▸ **Work to do**
Below are the entries; state how many of their lines contain the string "SCCM", and nothing more.

▸ **Provided data**
========
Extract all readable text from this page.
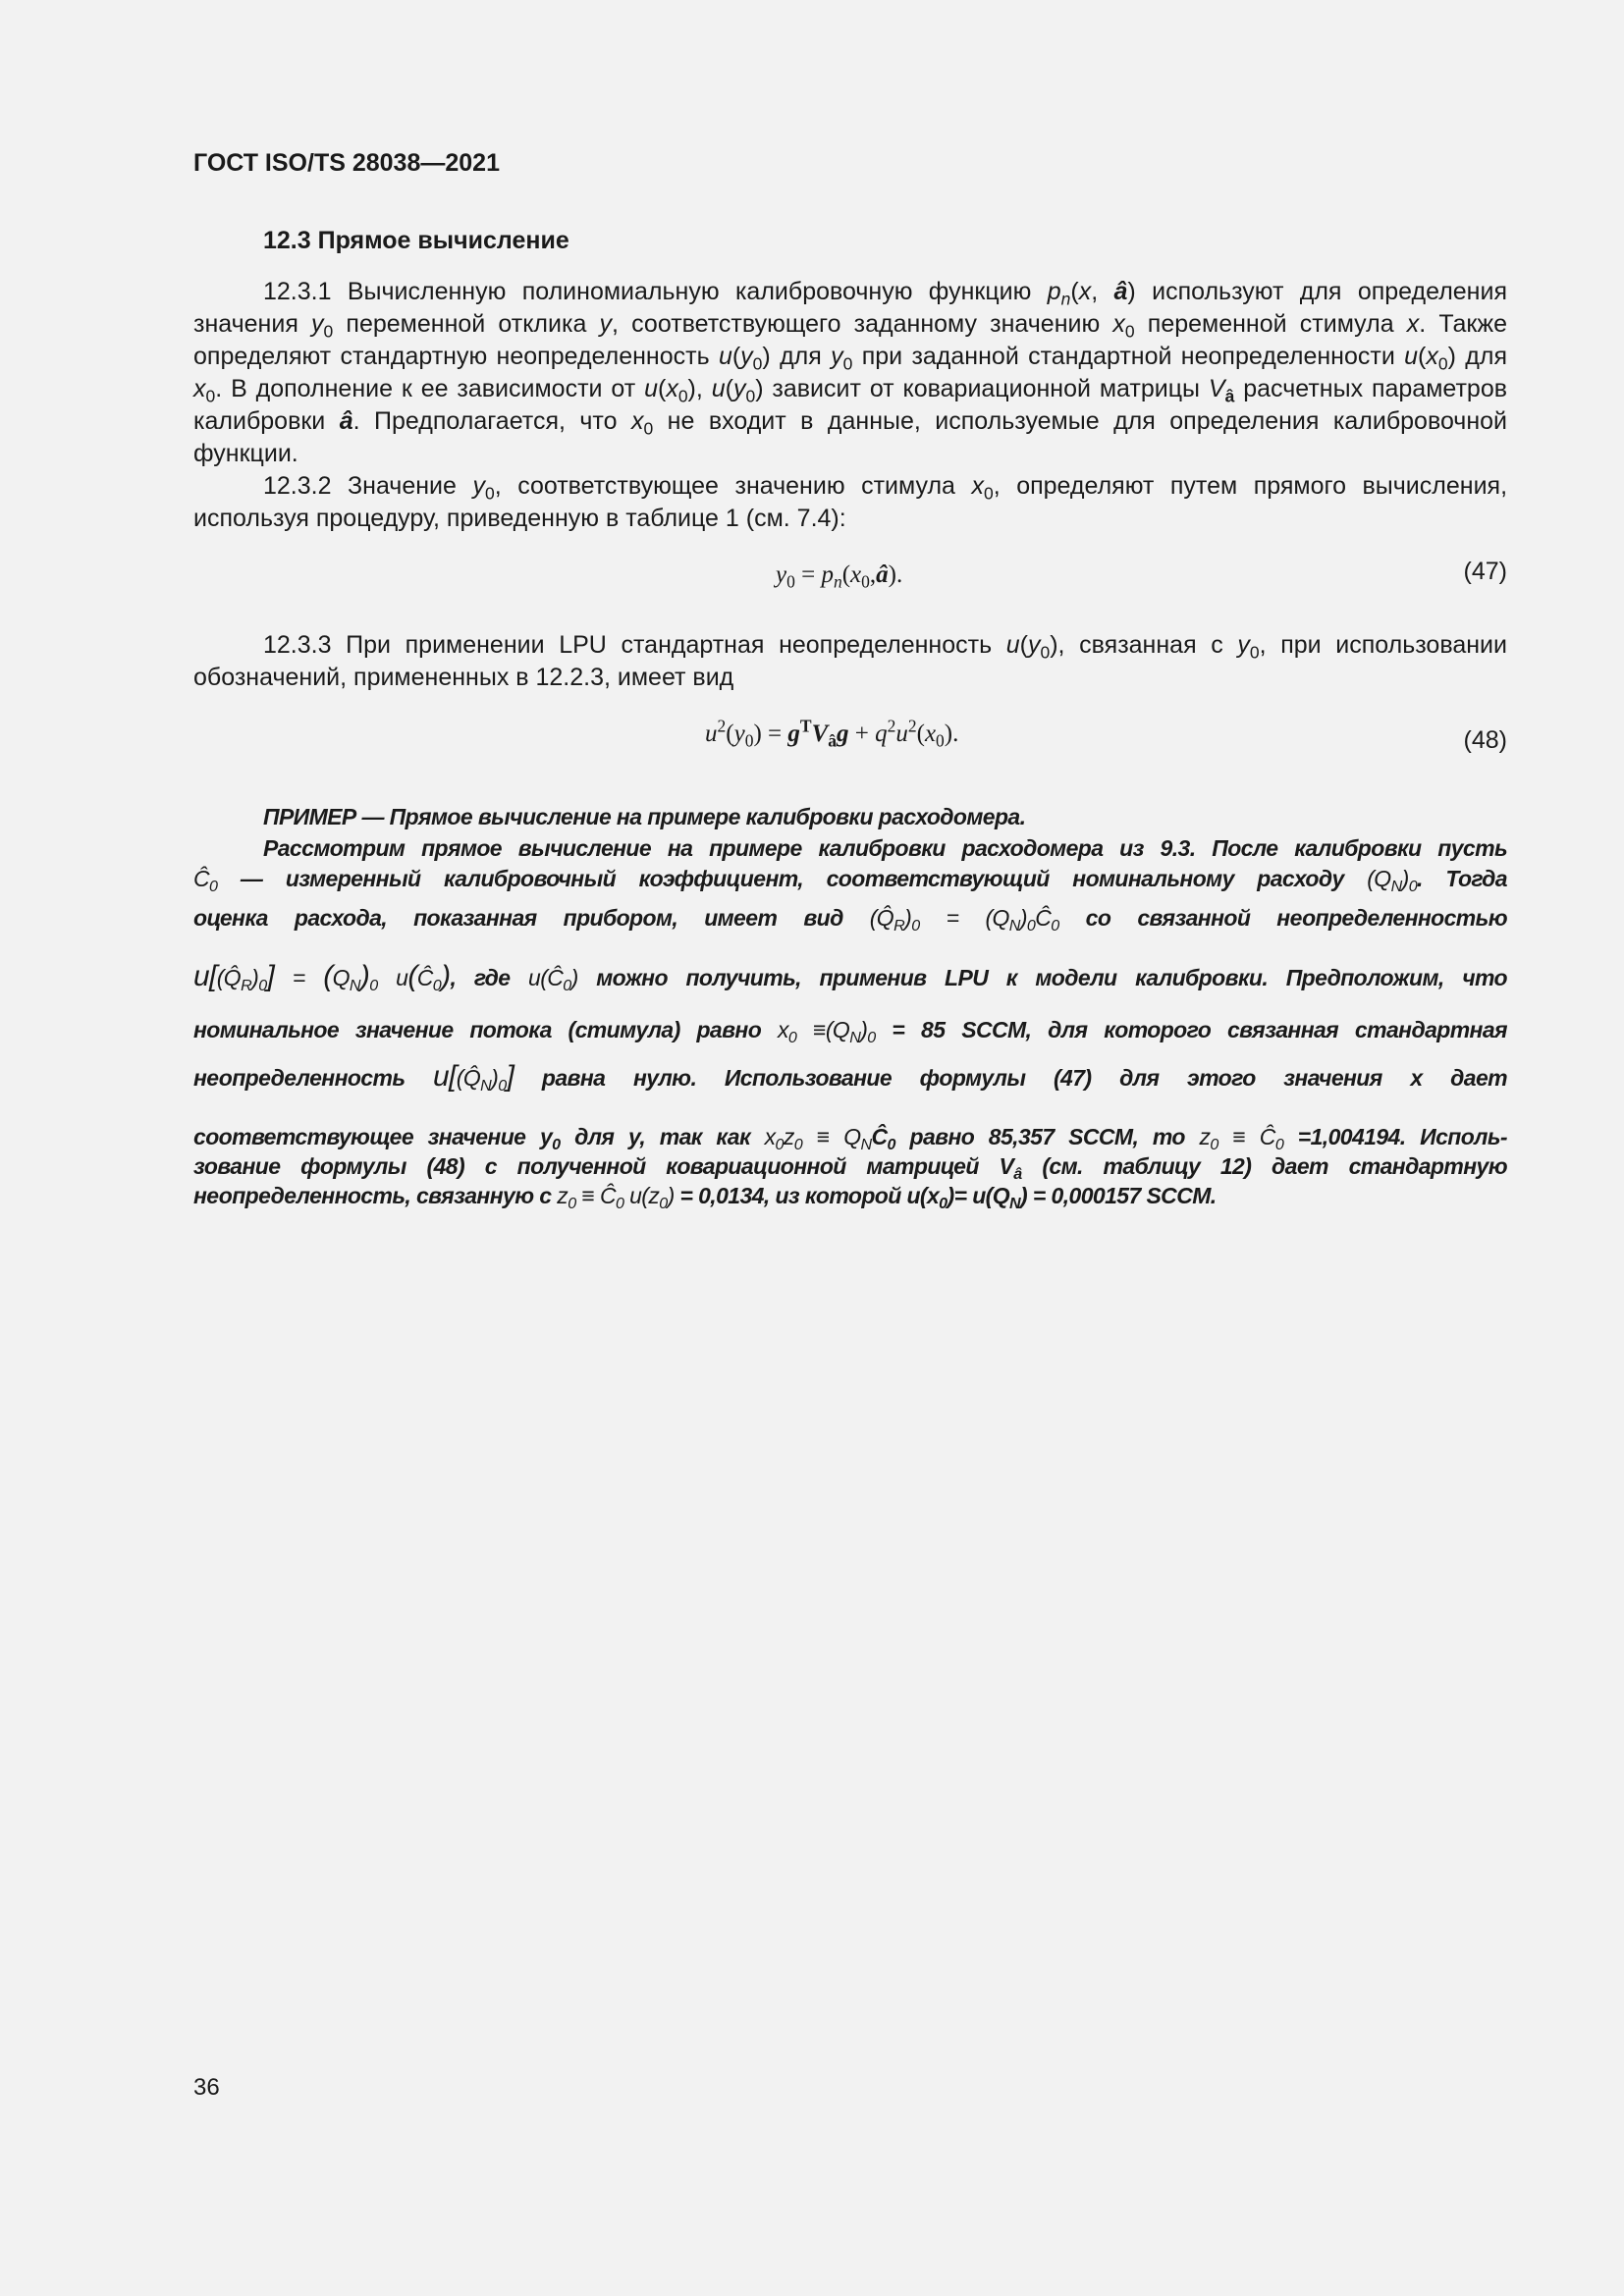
ГОСТ ISO/TS 28038—2021
12.3 Прямое вычисление
12.3.1 Вычисленную полиномиальную калибровочную функцию $p_n(x$, â) используют для определения значения $y_0$ переменной отклика y, соответствующего заданному значению $x_0$ переменной стимула x. Также определяют стандартную неопределенность $u(y_0)$ для $y_0$ при заданной стандартной неопределенности $u(x_0)$ для $x_0$. В дополнение к ее зависимости от $u(x_0)$, $u(y_0)$ зависит от ковариационной матрицы $V_â$ расчетных параметров калибровки â. Предполагается, что $x_0$ не входит в данные, используемые для определения калибровочной функции.
12.3.2 Значение $y_0$, соответствующее значению стимула $x_0$, определяют путем прямого вычисления, используя процедуру, приведенную в таблице 1 (см. 7.4):
$y_0$ = $p_n(x_0,â)$.	(47)
12.3.3 При применении LPU стандартная неопределенность $u(y_0)$, связанная с $y_0$, при использовании обозначений, примененных в 12.2.3, имеет вид
$u^2(y_0) = g^TV_âg + q^2u^2(x_0)$.	(48)
ПРИМЕР — Прямое вычисление на примере калибровки расходомера.
Рассмотрим прямое вычисление на примере калибровки расходомера из 9.3. После калибровки пусть
$Ĉ_0$ — измеренный калибровочный коэффициент, соответствующий номинальному расходу $(Q_N)_0$. Тогда
оценка расхода, показанная прибором, имеет вид $(Q̂_R)_0$ = $(Q_N)_0Ĉ_0$ со связанной неопределенностью
$u[(Q̂_R)_0] = (Q_N)_0$ $u(Ĉ_0)$, где $u(Ĉ_0)$ можно получить, применив LPU к модели калибровки. Предположим, что
номинальное значение потока (стимула) равно $x_0 \equiv(Q_N)_0 = 85$ SCCM, для которого связанная стандартная
неопределенность $u[(Q̂_N)_0]$ равна нулю. Использование формулы (47) для этого значения x дает
соответствующее значение $y_0$ для y, так как $x_0z_0$ ≡ $Q_NĈ_0$ равно 85,357 SCCM, то $z_0$ ≡ $Ĉ_0 =1,004194$. Исполь-
зование формулы (48) с полученной ковариационной матрицей $V_â$ (см. таблицу 12) дает стандартную
неопределенность, связанную с $z_0$ ≡ $Ĉ_0$ $u(z_0) = 0,0134$, из которой $u(x_0)= u(Q_N) = 0,000157$ SCCM.
36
========
▸ **Solution to this task**
3